* Begin Provided records *

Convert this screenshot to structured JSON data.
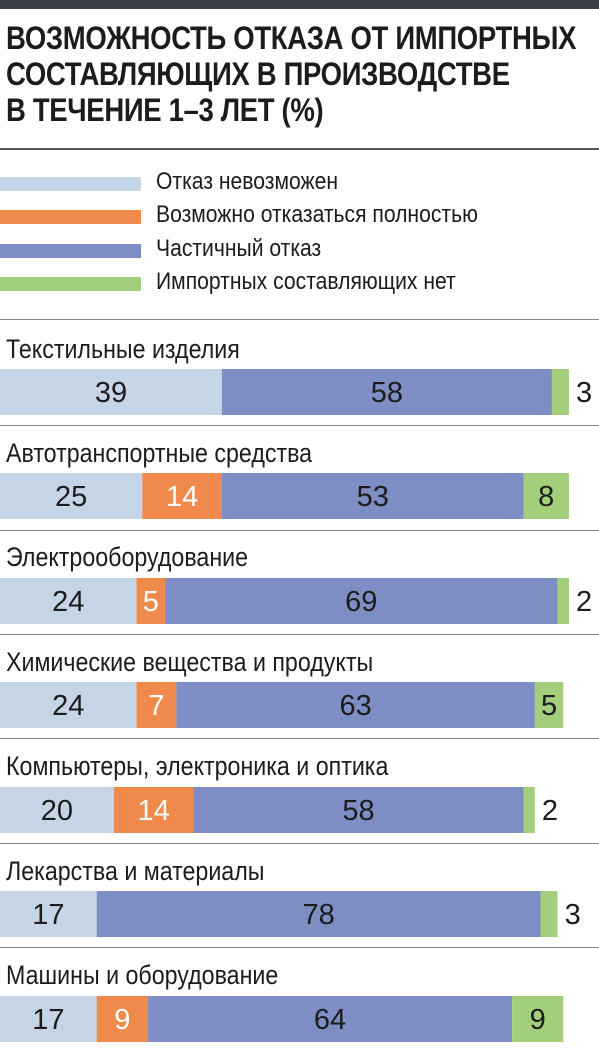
{
  "title": {
    "line1": "ВОЗМОЖНОСТЬ ОТКАЗА ОТ ИМПОРТНЫХ",
    "line2": "СОСТАВЛЯЮЩИХ В ПРОИЗВОДСТВЕ",
    "line3": "В ТЕЧЕНИЕ 1–3 ЛЕТ (%)"
  },
  "colors": {
    "impossible": "#c5d5e6",
    "full": "#f08a4c",
    "partial": "#7e8dc3",
    "none": "#a3cf7c"
  },
  "chart_data": {
    "type": "bar",
    "orientation": "horizontal",
    "stacked": true,
    "title": "ВОЗМОЖНОСТЬ ОТКАЗА ОТ ИМПОРТНЫХ СОСТАВЛЯЮЩИХ В ПРОИЗВОДСТВЕ В ТЕЧЕНИЕ 1–3 ЛЕТ (%)",
    "legend_position": "top",
    "grid": false,
    "xlim": [
      0,
      100
    ],
    "categories": [
      "Текстильные изделия",
      "Автотранспортные средства",
      "Электрооборудование",
      "Химические вещества и продукты",
      "Компьютеры, электроника и оптика",
      "Лекарства и материалы",
      "Машины и оборудование"
    ],
    "series": [
      {
        "name": "Отказ невозможен",
        "key": "impossible",
        "values": [
          39,
          25,
          24,
          24,
          20,
          17,
          17
        ]
      },
      {
        "name": "Возможно отказаться полностью",
        "key": "full",
        "values": [
          0,
          14,
          5,
          7,
          14,
          0,
          9
        ]
      },
      {
        "name": "Частичный отказ",
        "key": "partial",
        "values": [
          58,
          53,
          69,
          63,
          58,
          78,
          64
        ]
      },
      {
        "name": "Импортных составляющих нет",
        "key": "none",
        "values": [
          3,
          8,
          2,
          5,
          2,
          3,
          9
        ]
      }
    ]
  }
}
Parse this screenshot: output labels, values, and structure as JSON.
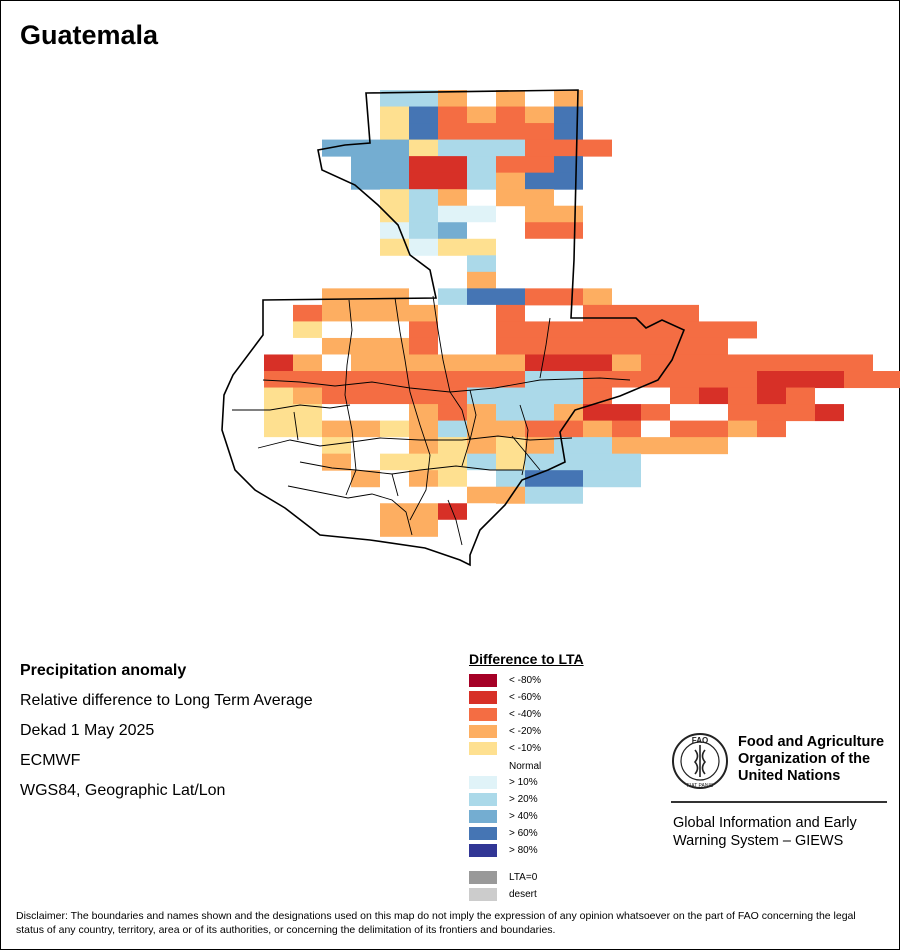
{
  "title": "Guatemala",
  "info": {
    "heading": "Precipitation anomaly",
    "line1": "Relative difference to Long Term Average",
    "line2": "Dekad 1 May 2025",
    "line3": "ECMWF",
    "line4": "WGS84, Geographic Lat/Lon"
  },
  "legend": {
    "title": "Difference to LTA",
    "items": [
      {
        "key": "d80",
        "label": "< -80%",
        "color": "#a50026"
      },
      {
        "key": "d60",
        "label": "< -60%",
        "color": "#d73027"
      },
      {
        "key": "d40",
        "label": "< -40%",
        "color": "#f46d43"
      },
      {
        "key": "d20",
        "label": "< -20%",
        "color": "#fdae61"
      },
      {
        "key": "d10",
        "label": "< -10%",
        "color": "#fee090"
      },
      {
        "key": "n",
        "label": "Normal",
        "color": "#ffffff"
      },
      {
        "key": "w10",
        "label": "> 10%",
        "color": "#e0f3f8"
      },
      {
        "key": "w20",
        "label": "> 20%",
        "color": "#abd9e9"
      },
      {
        "key": "w40",
        "label": "> 40%",
        "color": "#74add1"
      },
      {
        "key": "w60",
        "label": "> 60%",
        "color": "#4575b4"
      },
      {
        "key": "w80",
        "label": "> 80%",
        "color": "#313695"
      },
      {
        "key": "lta0",
        "label": "LTA=0",
        "color": "#999999"
      },
      {
        "key": "desert",
        "label": "desert",
        "color": "#cccccc"
      }
    ]
  },
  "org": {
    "emblem_text": "FAO",
    "emblem_motto": "FIAT PANIS",
    "line1": "Food and Agriculture",
    "line2": "Organization of the",
    "line3": "United Nations",
    "giews1": "Global Information and Early",
    "giews2": "Warning System – GIEWS"
  },
  "disclaimer": "Disclaimer: The boundaries and names shown and the designations used on this map do not imply the expression of any opinion whatsoever on the part of FAO concerning the legal status of any country, territory, area or of its authorities, or concerning the delimitation of its frontiers and boundaries.",
  "grid": {
    "rows": [
      "      bbdndnd ",
      "      ecrdrdcn",
      "      ecrrrrcn",
      "    fffebbbrrr",
      "     ffkkbrrc",
      "     ffkkbdcc",
      "      ebd dd ",
      "      ebaa dd",
      "      abfnnrr ",
      "      eaeennn ",
      "         bnn  ",
      "         dn  ",
      "    ddd bccrrd",
      "   rddddnnr  rrrr",
      "   ennnrnnrrrrrrrrr",
      "   ndddrnnrrrrrrrr",
      "  kdnddddddkkkdrrrrrrrr",
      "  rrrrrrrrrbbrrrrrrkkkrrrr",
      "  edrrrrrbbbbrnnrkrkr",
      "  eennndrdbbdkkrnnrrrk",
      "  eeddedbddrrdrnrrdr",
      "  nnenndededbbddddnn",
      "   ndneeebebbbb",
      "     dndenbccbb",
      "       nnddbb",
      "      ddkn",
      "      ddn"
    ]
  }
}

* End Provided records *

- **Goal**
Exclude the images and reproduce the remaining data exactly.

- **Result**
Convert this screenshot to structured JSON data.
{
  "title": {
    "line1": "ВОЗМОЖНОСТЬ ОТКАЗА ОТ ИМПОРТНЫХ",
    "line2": "СОСТАВЛЯЮЩИХ В ПРОИЗВОДСТВЕ",
    "line3": "В ТЕЧЕНИЕ 1–3 ЛЕТ (%)"
  },
  "colors": {
    "impossible": "#c5d5e6",
    "full": "#f08a4c",
    "partial": "#7e8dc3",
    "none": "#a3cf7c"
  },
  "chart_data": {
    "type": "bar",
    "orientation": "horizontal",
    "stacked": true,
    "title": "ВОЗМОЖНОСТЬ ОТКАЗА ОТ ИМПОРТНЫХ СОСТАВЛЯЮЩИХ В ПРОИЗВОДСТВЕ В ТЕЧЕНИЕ 1–3 ЛЕТ (%)",
    "legend_position": "top",
    "grid": false,
    "xlim": [
      0,
      100
    ],
    "categories": [
      "Текстильные изделия",
      "Автотранспортные средства",
      "Электрооборудование",
      "Химические вещества и продукты",
      "Компьютеры, электроника и оптика",
      "Лекарства и материалы",
      "Машины и оборудование"
    ],
    "series": [
      {
        "name": "Отказ невозможен",
        "key": "impossible",
        "values": [
          39,
          25,
          24,
          24,
          20,
          17,
          17
        ]
      },
      {
        "name": "Возможно отказаться полностью",
        "key": "full",
        "values": [
          0,
          14,
          5,
          7,
          14,
          0,
          9
        ]
      },
      {
        "name": "Частичный отказ",
        "key": "partial",
        "values": [
          58,
          53,
          69,
          63,
          58,
          78,
          64
        ]
      },
      {
        "name": "Импортных составляющих нет",
        "key": "none",
        "values": [
          3,
          8,
          2,
          5,
          2,
          3,
          9
        ]
      }
    ]
  }
}
Parse this screenshot: output labels, values, and structure as JSON.
{
  "title": "Guatemala",
  "info": {
    "heading": "Precipitation anomaly",
    "line1": "Relative difference to Long Term Average",
    "line2": "Dekad 1 May 2025",
    "line3": "ECMWF",
    "line4": "WGS84, Geographic Lat/Lon"
  },
  "legend": {
    "title": "Difference to LTA",
    "items": [
      {
        "key": "d80",
        "label": "< -80%",
        "color": "#a50026"
      },
      {
        "key": "d60",
        "label": "< -60%",
        "color": "#d73027"
      },
      {
        "key": "d40",
        "label": "< -40%",
        "color": "#f46d43"
      },
      {
        "key": "d20",
        "label": "< -20%",
        "color": "#fdae61"
      },
      {
        "key": "d10",
        "label": "< -10%",
        "color": "#fee090"
      },
      {
        "key": "n",
        "label": "Normal",
        "color": "#ffffff"
      },
      {
        "key": "w10",
        "label": "> 10%",
        "color": "#e0f3f8"
      },
      {
        "key": "w20",
        "label": "> 20%",
        "color": "#abd9e9"
      },
      {
        "key": "w40",
        "label": "> 40%",
        "color": "#74add1"
      },
      {
        "key": "w60",
        "label": "> 60%",
        "color": "#4575b4"
      },
      {
        "key": "w80",
        "label": "> 80%",
        "color": "#313695"
      },
      {
        "key": "lta0",
        "label": "LTA=0",
        "color": "#999999"
      },
      {
        "key": "desert",
        "label": "desert",
        "color": "#cccccc"
      }
    ]
  },
  "org": {
    "emblem_text": "FAO",
    "emblem_motto": "FIAT PANIS",
    "line1": "Food and Agriculture",
    "line2": "Organization of the",
    "line3": "United Nations",
    "giews1": "Global Information and Early",
    "giews2": "Warning System – GIEWS"
  },
  "disclaimer": "Disclaimer: The boundaries and names shown and the designations used on this map do not imply the expression of any opinion whatsoever on the part of FAO concerning the legal status of any country, territory, area or of its authorities, or concerning the delimitation of its frontiers and boundaries.",
  "grid": {
    "rows": [
      "      bbdndnd ",
      "      ecrdrdcn",
      "      ecrrrrcn",
      "    fffebbbrrr",
      "     ffkkbrrc",
      "     ffkkbdcc",
      "      ebd dd ",
      "      ebaa dd",
      "      abfnnrr ",
      "      eaeennn ",
      "         bnn  ",
      "         dn  ",
      "    ddd bccrrd",
      "   rddddnnr  rrrr",
      "   ennnrnnrrrrrrrrr",
      "   ndddrnnrrrrrrrr",
      "  kdnddddddkkkdrrrrrrrr",
      "  rrrrrrrrrbbrrrrrrkkkrrrr",
      "  edrrrrrbbbbrnnrkrkr",
      "  eennndrdbbdkkrnnrrrk",
      "  eeddedbddrrdrnrrdr",
      "  nnenndededbbddddnn",
      "   ndneeebebbbb",
      "     dndenbccbb",
      "       nnddbb",
      "      ddkn",
      "      ddn"
    ]
  }
}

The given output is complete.